[Exercise task]
Repeat the whole of the data, keeping every detail the same.

|---|

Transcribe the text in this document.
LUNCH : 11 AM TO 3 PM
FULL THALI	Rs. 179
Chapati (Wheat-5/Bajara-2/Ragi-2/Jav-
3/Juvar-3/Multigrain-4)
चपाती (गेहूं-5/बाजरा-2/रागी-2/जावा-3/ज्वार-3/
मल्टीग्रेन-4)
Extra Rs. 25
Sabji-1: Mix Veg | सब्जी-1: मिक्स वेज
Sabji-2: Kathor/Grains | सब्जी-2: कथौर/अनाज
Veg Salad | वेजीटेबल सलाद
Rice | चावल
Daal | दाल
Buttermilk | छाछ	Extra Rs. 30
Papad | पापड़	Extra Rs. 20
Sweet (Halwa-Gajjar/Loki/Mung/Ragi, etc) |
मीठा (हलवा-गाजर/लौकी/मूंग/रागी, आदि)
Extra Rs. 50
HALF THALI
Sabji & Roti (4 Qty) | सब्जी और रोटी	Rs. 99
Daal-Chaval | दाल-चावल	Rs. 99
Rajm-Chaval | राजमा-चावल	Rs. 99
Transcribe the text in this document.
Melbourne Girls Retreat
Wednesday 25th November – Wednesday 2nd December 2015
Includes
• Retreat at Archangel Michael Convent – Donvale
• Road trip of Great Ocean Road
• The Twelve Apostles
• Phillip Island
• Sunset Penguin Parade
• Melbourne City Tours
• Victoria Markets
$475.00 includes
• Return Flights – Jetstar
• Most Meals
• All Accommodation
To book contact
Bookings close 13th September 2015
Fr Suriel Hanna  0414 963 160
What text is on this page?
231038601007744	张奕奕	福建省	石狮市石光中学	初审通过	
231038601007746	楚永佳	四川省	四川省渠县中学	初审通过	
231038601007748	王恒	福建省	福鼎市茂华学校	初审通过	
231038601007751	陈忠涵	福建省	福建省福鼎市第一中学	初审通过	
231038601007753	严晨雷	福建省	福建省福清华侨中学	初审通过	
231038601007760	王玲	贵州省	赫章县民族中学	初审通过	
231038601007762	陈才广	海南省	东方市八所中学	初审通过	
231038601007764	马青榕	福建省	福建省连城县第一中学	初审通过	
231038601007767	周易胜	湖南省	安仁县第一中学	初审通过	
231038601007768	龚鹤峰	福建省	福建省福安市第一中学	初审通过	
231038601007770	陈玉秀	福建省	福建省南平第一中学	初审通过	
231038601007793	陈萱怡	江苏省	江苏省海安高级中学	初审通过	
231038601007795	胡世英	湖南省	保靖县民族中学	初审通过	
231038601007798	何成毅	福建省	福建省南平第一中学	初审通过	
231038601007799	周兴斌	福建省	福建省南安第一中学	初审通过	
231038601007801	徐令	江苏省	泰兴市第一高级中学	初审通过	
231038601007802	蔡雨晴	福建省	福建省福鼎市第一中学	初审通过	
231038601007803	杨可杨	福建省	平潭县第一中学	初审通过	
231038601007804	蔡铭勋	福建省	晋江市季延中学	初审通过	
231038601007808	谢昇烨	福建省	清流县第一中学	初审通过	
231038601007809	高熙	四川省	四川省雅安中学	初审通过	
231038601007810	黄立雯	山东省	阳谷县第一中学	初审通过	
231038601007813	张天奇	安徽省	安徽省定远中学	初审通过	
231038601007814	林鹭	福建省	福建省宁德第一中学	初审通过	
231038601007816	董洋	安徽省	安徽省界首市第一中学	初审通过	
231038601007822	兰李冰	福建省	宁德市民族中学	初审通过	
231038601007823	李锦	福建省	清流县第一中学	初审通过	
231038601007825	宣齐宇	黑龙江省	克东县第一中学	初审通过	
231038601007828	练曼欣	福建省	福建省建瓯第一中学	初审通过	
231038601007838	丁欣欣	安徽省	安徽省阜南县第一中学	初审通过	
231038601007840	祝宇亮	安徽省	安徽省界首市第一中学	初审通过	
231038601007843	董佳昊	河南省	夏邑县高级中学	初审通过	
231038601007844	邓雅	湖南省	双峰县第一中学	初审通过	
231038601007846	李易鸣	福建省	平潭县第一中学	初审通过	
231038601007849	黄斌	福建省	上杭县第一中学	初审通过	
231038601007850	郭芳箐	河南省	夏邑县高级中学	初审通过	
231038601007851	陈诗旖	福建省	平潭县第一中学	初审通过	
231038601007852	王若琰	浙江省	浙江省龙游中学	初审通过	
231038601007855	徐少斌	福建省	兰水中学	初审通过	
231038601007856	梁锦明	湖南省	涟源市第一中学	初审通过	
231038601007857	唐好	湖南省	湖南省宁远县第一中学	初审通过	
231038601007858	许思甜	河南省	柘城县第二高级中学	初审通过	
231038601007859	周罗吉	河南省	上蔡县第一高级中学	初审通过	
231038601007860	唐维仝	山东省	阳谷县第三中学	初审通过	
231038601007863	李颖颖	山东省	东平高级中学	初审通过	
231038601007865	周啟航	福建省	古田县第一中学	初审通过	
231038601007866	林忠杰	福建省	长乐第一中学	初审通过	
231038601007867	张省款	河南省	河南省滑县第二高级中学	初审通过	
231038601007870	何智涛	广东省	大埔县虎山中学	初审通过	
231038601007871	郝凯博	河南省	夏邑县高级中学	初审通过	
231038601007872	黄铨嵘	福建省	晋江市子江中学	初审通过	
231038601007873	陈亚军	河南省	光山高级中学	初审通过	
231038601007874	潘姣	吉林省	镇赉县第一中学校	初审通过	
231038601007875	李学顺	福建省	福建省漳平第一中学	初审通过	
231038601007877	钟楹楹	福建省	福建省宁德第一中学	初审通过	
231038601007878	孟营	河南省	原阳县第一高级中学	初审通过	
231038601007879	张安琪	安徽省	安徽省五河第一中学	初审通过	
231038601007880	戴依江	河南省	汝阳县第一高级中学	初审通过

|---|

[Problem solution]
Transcribe the text in this document.
LUNCH : 11 AM TO 3 PM
FULL THALI	Rs. 179
Chapati (Wheat-5/Bajara-2/Ragi-2/Jav-
3/Juvar-3/Multigrain-4)
चपाती (गेहूं-5/बाजरा-2/रागी-2/जावा-3/ज्वार-3/
मल्टीग्रेन-4)
Extra Rs. 25
Sabji-1: Mix Veg | सब्जी-1: मिक्स वेज
Sabji-2: Kathor/Grains | सब्जी-2: कथौर/अनाज
Veg Salad | वेजीटेबल सलाद
Rice | चावल
Daal | दाल
Buttermilk | छाछ	Extra Rs. 30
Papad | पापड़	Extra Rs. 20
Sweet (Halwa-Gajjar/Loki/Mung/Ragi, etc) |
मीठा (हलवा-गाजर/लौकी/मूंग/रागी, आदि)
Extra Rs. 50
HALF THALI
Sabji & Roti (4 Qty) | सब्जी और रोटी	Rs. 99
Daal-Chaval | दाल-चावल	Rs. 99
Rajm-Chaval | राजमा-चावल	Rs. 99
Transcribe the text in this document.
Melbourne Girls Retreat
Wednesday 25th November – Wednesday 2nd December 2015
Includes
• Retreat at Archangel Michael Convent – Donvale
• Road trip of Great Ocean Road
• The Twelve Apostles
• Phillip Island
• Sunset Penguin Parade
• Melbourne City Tours
• Victoria Markets
$475.00 includes
• Return Flights – Jetstar
• Most Meals
• All Accommodation
To book contact
Bookings close 13th September 2015
Fr Suriel Hanna  0414 963 160
What text is on this page?
231038601007744	张奕奕	福建省	石狮市石光中学	初审通过	
231038601007746	楚永佳	四川省	四川省渠县中学	初审通过	
231038601007748	王恒	福建省	福鼎市茂华学校	初审通过	
231038601007751	陈忠涵	福建省	福建省福鼎市第一中学	初审通过	
231038601007753	严晨雷	福建省	福建省福清华侨中学	初审通过	
231038601007760	王玲	贵州省	赫章县民族中学	初审通过	
231038601007762	陈才广	海南省	东方市八所中学	初审通过	
231038601007764	马青榕	福建省	福建省连城县第一中学	初审通过	
231038601007767	周易胜	湖南省	安仁县第一中学	初审通过	
231038601007768	龚鹤峰	福建省	福建省福安市第一中学	初审通过	
231038601007770	陈玉秀	福建省	福建省南平第一中学	初审通过	
231038601007793	陈萱怡	江苏省	江苏省海安高级中学	初审通过	
231038601007795	胡世英	湖南省	保靖县民族中学	初审通过	
231038601007798	何成毅	福建省	福建省南平第一中学	初审通过	
231038601007799	周兴斌	福建省	福建省南安第一中学	初审通过	
231038601007801	徐令	江苏省	泰兴市第一高级中学	初审通过	
231038601007802	蔡雨晴	福建省	福建省福鼎市第一中学	初审通过	
231038601007803	杨可杨	福建省	平潭县第一中学	初审通过	
231038601007804	蔡铭勋	福建省	晋江市季延中学	初审通过	
231038601007808	谢昇烨	福建省	清流县第一中学	初审通过	
231038601007809	高熙	四川省	四川省雅安中学	初审通过	
231038601007810	黄立雯	山东省	阳谷县第一中学	初审通过	
231038601007813	张天奇	安徽省	安徽省定远中学	初审通过	
231038601007814	林鹭	福建省	福建省宁德第一中学	初审通过	
231038601007816	董洋	安徽省	安徽省界首市第一中学	初审通过	
231038601007822	兰李冰	福建省	宁德市民族中学	初审通过	
231038601007823	李锦	福建省	清流县第一中学	初审通过	
231038601007825	宣齐宇	黑龙江省	克东县第一中学	初审通过	
231038601007828	练曼欣	福建省	福建省建瓯第一中学	初审通过	
231038601007838	丁欣欣	安徽省	安徽省阜南县第一中学	初审通过	
231038601007840	祝宇亮	安徽省	安徽省界首市第一中学	初审通过	
231038601007843	董佳昊	河南省	夏邑县高级中学	初审通过	
231038601007844	邓雅	湖南省	双峰县第一中学	初审通过	
231038601007846	李易鸣	福建省	平潭县第一中学	初审通过	
231038601007849	黄斌	福建省	上杭县第一中学	初审通过	
231038601007850	郭芳箐	河南省	夏邑县高级中学	初审通过	
231038601007851	陈诗旖	福建省	平潭县第一中学	初审通过	
231038601007852	王若琰	浙江省	浙江省龙游中学	初审通过	
231038601007855	徐少斌	福建省	兰水中学	初审通过	
231038601007856	梁锦明	湖南省	涟源市第一中学	初审通过	
231038601007857	唐好	湖南省	湖南省宁远县第一中学	初审通过	
231038601007858	许思甜	河南省	柘城县第二高级中学	初审通过	
231038601007859	周罗吉	河南省	上蔡县第一高级中学	初审通过	
231038601007860	唐维仝	山东省	阳谷县第三中学	初审通过	
231038601007863	李颖颖	山东省	东平高级中学	初审通过	
231038601007865	周啟航	福建省	古田县第一中学	初审通过	
231038601007866	林忠杰	福建省	长乐第一中学	初审通过	
231038601007867	张省款	河南省	河南省滑县第二高级中学	初审通过	
231038601007870	何智涛	广东省	大埔县虎山中学	初审通过	
231038601007871	郝凯博	河南省	夏邑县高级中学	初审通过	
231038601007872	黄铨嵘	福建省	晋江市子江中学	初审通过	
231038601007873	陈亚军	河南省	光山高级中学	初审通过	
231038601007874	潘姣	吉林省	镇赉县第一中学校	初审通过	
231038601007875	李学顺	福建省	福建省漳平第一中学	初审通过	
231038601007877	钟楹楹	福建省	福建省宁德第一中学	初审通过	
231038601007878	孟营	河南省	原阳县第一高级中学	初审通过	
231038601007879	张安琪	安徽省	安徽省五河第一中学	初审通过	
231038601007880	戴依江	河南省	汝阳县第一高级中学	初审通过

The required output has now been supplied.